WHAT THE TASK REQUIRES: Take the material below and retype it in full; pictures are left out.

[Stored data]

╭──

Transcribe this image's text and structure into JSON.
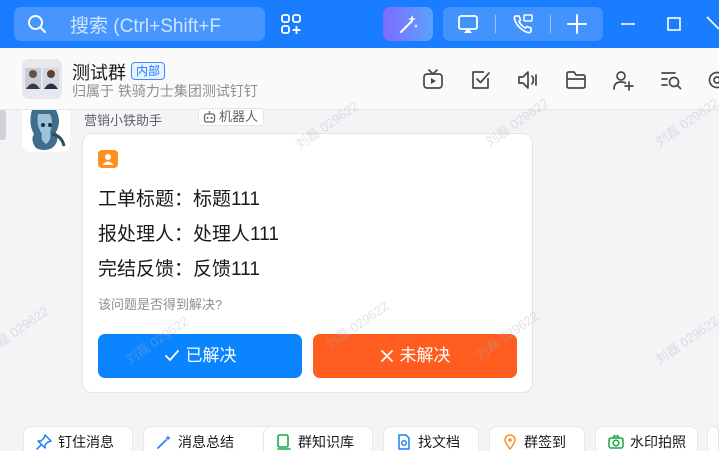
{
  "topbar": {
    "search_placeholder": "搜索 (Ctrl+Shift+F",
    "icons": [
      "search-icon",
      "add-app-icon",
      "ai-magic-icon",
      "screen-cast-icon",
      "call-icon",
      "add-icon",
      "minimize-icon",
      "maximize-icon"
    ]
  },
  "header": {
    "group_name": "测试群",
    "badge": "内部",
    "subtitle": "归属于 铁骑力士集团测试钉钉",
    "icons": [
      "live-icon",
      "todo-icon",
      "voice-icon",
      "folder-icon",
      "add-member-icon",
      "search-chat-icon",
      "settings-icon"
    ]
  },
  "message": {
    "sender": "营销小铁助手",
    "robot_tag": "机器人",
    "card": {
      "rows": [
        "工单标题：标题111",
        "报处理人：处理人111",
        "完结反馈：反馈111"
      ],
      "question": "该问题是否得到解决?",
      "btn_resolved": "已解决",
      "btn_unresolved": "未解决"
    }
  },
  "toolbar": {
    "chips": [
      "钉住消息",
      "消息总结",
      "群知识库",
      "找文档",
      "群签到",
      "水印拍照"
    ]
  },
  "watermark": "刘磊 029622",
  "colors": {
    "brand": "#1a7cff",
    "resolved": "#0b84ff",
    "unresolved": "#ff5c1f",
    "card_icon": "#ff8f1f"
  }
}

╰──

TASK SOLUTION:
Transcribe this image's text and structure into JSON.
{
  "topbar": {
    "search_placeholder": "搜索 (Ctrl+Shift+F",
    "icons": [
      "search-icon",
      "add-app-icon",
      "ai-magic-icon",
      "screen-cast-icon",
      "call-icon",
      "add-icon",
      "minimize-icon",
      "maximize-icon"
    ]
  },
  "header": {
    "group_name": "测试群",
    "badge": "内部",
    "subtitle": "归属于 铁骑力士集团测试钉钉",
    "icons": [
      "live-icon",
      "todo-icon",
      "voice-icon",
      "folder-icon",
      "add-member-icon",
      "search-chat-icon",
      "settings-icon"
    ]
  },
  "message": {
    "sender": "营销小铁助手",
    "robot_tag": "机器人",
    "card": {
      "rows": [
        "工单标题：标题111",
        "报处理人：处理人111",
        "完结反馈：反馈111"
      ],
      "question": "该问题是否得到解决?",
      "btn_resolved": "已解决",
      "btn_unresolved": "未解决"
    }
  },
  "toolbar": {
    "chips": [
      "钉住消息",
      "消息总结",
      "群知识库",
      "找文档",
      "群签到",
      "水印拍照"
    ]
  },
  "watermark": "刘磊 029622",
  "colors": {
    "brand": "#1a7cff",
    "resolved": "#0b84ff",
    "unresolved": "#ff5c1f",
    "card_icon": "#ff8f1f"
  }
}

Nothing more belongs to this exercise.